───── Dataset extract ─────

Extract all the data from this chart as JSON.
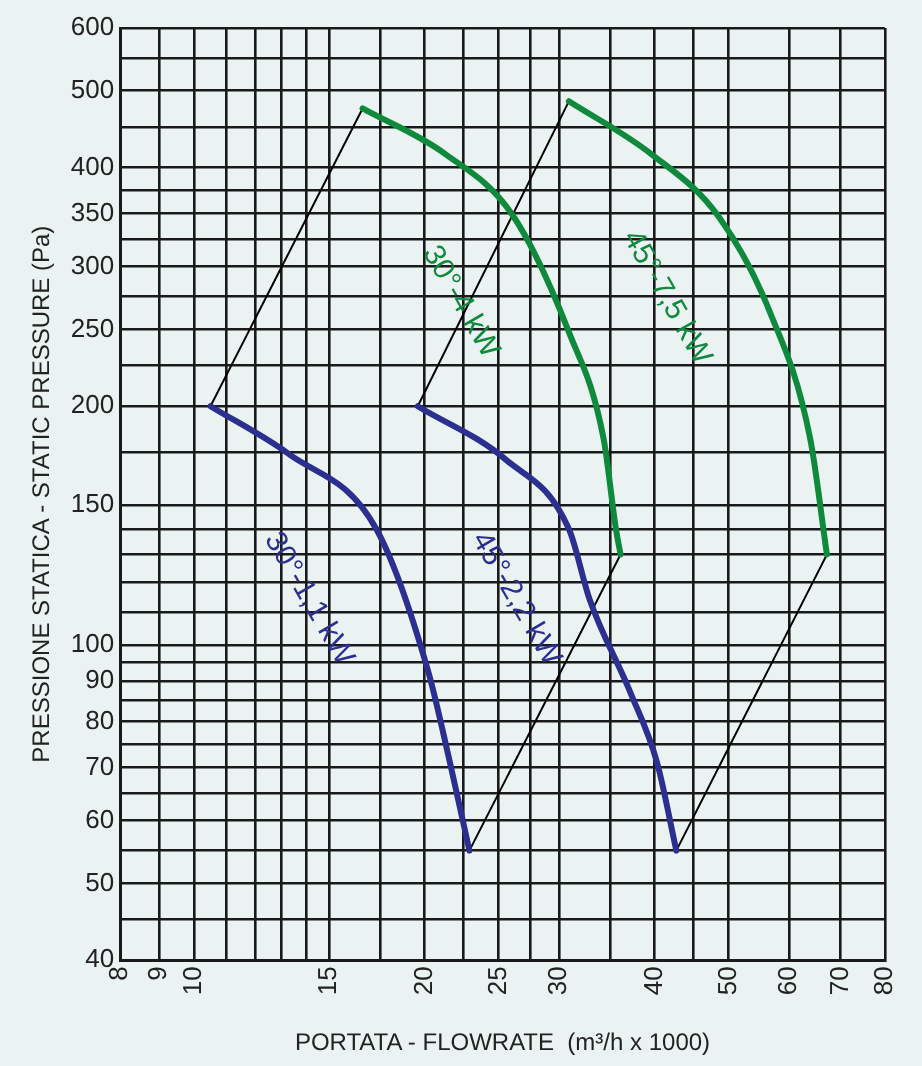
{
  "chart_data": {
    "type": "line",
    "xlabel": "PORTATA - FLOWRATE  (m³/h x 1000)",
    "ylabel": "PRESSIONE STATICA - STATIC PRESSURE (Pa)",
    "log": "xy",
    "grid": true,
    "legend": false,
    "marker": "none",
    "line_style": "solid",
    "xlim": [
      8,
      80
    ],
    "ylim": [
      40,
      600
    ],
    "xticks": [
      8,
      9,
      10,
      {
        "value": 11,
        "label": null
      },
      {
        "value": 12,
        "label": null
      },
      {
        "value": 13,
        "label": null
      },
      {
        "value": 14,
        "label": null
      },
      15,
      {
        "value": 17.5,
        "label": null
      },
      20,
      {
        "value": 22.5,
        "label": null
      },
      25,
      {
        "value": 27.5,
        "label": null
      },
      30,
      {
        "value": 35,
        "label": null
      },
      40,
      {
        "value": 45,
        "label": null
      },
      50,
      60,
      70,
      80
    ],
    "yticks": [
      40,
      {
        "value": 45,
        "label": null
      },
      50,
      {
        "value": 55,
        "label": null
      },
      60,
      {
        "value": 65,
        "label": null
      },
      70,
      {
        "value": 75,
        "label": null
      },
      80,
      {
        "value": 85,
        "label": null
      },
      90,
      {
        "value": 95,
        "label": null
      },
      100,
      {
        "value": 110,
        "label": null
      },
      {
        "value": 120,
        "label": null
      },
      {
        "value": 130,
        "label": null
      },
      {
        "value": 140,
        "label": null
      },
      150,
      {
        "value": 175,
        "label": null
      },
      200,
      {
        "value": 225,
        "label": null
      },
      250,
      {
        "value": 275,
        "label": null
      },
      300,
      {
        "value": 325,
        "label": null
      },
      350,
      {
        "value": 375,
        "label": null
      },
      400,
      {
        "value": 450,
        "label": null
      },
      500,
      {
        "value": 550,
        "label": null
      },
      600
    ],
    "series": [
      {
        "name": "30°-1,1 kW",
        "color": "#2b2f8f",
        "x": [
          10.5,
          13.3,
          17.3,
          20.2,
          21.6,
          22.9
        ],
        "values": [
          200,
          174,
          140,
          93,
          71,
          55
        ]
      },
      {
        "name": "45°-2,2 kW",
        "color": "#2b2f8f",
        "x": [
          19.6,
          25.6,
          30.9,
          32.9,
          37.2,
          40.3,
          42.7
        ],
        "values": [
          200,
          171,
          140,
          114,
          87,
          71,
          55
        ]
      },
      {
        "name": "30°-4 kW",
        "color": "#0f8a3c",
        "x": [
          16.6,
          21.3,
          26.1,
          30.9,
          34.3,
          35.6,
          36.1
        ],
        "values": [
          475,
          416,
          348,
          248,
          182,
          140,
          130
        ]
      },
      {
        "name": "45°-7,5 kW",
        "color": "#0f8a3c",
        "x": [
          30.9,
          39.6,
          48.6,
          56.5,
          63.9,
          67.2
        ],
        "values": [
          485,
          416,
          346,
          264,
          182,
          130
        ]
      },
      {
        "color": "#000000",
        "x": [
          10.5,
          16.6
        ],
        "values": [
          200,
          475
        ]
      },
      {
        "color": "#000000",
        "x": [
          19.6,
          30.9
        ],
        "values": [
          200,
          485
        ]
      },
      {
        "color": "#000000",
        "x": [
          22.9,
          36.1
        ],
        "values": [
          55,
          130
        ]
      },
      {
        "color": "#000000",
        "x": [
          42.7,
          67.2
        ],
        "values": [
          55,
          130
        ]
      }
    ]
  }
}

─────
───── Dataset extract ─────

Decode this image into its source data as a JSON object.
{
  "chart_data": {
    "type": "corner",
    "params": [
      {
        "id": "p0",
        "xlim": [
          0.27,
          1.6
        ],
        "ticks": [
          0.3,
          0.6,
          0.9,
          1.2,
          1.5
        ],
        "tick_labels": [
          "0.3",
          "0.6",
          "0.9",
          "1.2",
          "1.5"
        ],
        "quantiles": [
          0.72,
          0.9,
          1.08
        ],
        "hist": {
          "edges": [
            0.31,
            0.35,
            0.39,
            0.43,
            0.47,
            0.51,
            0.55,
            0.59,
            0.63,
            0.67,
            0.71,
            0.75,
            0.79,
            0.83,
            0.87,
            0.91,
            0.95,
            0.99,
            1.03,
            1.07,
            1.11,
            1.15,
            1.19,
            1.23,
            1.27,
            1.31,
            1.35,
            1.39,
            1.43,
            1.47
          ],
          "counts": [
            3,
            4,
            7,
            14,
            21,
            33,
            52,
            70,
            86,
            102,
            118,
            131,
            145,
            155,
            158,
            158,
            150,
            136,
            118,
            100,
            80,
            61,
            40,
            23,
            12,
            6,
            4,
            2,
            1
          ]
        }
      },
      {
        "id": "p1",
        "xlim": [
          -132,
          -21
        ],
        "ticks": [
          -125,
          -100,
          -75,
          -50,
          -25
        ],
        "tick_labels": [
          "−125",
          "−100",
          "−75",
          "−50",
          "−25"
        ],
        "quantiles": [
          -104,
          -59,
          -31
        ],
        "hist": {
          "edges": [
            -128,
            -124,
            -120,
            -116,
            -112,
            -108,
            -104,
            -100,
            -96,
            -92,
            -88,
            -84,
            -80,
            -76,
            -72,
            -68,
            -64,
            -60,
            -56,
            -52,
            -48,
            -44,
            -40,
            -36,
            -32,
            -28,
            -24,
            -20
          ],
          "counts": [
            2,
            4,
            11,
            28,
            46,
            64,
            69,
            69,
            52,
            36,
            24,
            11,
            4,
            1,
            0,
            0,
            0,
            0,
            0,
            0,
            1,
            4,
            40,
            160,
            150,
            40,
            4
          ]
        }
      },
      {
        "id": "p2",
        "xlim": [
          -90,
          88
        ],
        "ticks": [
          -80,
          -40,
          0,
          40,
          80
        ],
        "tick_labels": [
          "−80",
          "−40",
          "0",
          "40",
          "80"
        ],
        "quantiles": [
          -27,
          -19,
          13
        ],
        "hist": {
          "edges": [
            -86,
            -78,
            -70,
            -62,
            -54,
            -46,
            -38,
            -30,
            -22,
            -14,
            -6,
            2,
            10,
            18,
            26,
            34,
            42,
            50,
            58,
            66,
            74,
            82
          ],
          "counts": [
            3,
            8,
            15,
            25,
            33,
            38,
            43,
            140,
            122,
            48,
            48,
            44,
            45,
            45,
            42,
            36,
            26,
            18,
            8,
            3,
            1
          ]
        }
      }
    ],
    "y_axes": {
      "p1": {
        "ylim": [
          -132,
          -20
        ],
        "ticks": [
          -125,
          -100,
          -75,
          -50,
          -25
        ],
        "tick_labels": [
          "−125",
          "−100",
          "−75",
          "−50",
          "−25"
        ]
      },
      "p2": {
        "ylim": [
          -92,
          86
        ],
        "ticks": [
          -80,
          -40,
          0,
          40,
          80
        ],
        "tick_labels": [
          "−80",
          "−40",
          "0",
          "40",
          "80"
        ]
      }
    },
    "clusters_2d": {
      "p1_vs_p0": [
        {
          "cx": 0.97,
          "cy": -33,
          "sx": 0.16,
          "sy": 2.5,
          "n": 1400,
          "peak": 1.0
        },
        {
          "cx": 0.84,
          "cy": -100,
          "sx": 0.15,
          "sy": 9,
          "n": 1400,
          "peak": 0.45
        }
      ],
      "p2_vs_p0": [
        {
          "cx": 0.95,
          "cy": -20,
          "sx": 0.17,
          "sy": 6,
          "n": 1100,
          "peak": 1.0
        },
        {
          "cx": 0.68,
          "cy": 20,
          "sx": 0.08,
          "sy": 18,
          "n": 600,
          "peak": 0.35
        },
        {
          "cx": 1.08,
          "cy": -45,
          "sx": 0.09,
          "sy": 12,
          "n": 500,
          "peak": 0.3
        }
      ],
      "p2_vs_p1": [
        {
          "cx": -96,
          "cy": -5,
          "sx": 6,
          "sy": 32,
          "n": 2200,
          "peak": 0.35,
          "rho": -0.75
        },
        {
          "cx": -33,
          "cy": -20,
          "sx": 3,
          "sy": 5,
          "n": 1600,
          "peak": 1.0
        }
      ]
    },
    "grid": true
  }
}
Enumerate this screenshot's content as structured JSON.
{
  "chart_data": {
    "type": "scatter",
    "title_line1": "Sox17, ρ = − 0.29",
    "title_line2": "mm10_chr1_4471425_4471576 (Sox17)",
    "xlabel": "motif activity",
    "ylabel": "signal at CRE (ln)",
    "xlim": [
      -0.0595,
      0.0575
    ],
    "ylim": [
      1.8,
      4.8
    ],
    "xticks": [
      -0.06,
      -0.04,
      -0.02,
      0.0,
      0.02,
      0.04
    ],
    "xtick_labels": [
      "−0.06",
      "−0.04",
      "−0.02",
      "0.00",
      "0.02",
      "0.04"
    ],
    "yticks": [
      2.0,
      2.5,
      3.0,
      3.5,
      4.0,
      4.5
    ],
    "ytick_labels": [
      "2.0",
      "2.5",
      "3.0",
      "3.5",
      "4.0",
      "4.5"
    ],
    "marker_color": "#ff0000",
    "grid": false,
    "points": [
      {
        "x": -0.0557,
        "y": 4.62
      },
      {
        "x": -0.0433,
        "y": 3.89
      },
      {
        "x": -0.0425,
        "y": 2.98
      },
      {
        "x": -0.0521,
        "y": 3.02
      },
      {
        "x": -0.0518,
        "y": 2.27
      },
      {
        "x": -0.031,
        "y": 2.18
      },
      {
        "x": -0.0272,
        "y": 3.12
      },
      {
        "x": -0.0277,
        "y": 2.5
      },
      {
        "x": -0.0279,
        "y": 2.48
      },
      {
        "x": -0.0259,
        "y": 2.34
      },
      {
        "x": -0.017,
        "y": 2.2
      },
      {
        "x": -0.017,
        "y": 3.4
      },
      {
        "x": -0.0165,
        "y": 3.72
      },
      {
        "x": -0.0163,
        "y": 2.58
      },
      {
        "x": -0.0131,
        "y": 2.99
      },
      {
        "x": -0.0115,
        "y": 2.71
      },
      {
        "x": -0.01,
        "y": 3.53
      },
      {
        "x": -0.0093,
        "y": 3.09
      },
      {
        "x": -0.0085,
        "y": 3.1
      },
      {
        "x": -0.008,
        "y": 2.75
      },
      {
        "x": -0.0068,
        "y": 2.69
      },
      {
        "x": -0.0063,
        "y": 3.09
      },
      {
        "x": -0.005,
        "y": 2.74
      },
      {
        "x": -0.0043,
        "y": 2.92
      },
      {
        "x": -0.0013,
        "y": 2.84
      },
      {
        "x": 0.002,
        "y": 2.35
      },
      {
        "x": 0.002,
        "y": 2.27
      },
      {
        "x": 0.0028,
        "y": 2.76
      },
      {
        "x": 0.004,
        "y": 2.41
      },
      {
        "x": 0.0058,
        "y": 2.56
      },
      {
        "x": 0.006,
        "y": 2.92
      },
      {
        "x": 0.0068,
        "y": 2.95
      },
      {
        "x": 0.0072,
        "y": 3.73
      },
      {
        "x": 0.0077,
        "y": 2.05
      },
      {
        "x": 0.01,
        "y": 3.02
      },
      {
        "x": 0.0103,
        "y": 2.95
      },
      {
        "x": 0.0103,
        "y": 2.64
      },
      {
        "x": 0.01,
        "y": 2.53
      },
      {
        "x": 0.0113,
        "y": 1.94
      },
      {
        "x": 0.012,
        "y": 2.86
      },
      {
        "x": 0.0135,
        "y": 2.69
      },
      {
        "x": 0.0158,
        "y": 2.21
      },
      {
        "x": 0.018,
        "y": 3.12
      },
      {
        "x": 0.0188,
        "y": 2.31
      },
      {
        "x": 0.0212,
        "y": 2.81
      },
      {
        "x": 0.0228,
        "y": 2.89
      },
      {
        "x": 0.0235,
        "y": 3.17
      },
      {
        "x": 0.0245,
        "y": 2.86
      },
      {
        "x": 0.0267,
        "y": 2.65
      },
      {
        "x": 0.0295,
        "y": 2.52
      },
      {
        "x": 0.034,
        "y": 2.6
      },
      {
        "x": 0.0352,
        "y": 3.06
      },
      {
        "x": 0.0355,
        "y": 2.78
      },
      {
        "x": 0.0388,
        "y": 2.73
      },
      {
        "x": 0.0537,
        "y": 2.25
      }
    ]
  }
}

─────
───── Dataset extract ─────

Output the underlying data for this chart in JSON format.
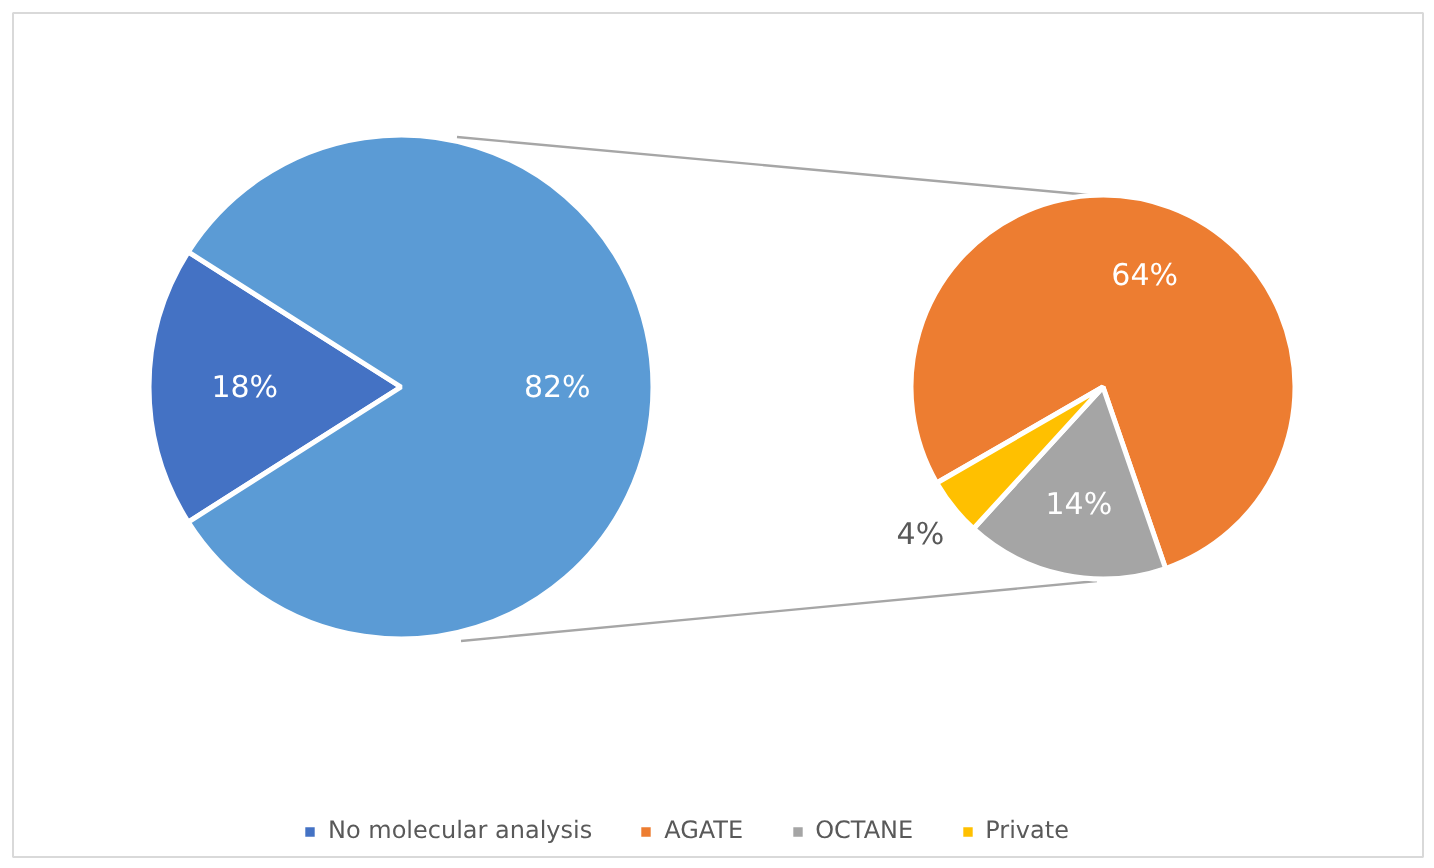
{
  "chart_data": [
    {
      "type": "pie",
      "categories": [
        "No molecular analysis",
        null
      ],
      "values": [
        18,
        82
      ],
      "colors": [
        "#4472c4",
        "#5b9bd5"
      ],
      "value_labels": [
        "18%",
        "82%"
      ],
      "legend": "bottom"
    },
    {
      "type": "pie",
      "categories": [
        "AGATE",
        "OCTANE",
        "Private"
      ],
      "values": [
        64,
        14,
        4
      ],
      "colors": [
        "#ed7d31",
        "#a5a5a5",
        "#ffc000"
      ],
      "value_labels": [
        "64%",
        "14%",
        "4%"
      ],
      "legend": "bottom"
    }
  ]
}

─────

## What is needed
Search the data for "ylabel". Copy every line that has it.

## Solution
    "ylabel": "PRESSIONE STATICA - STATIC PRESSURE (Pa)",
    "ylabel": "signal at CRE (ln)",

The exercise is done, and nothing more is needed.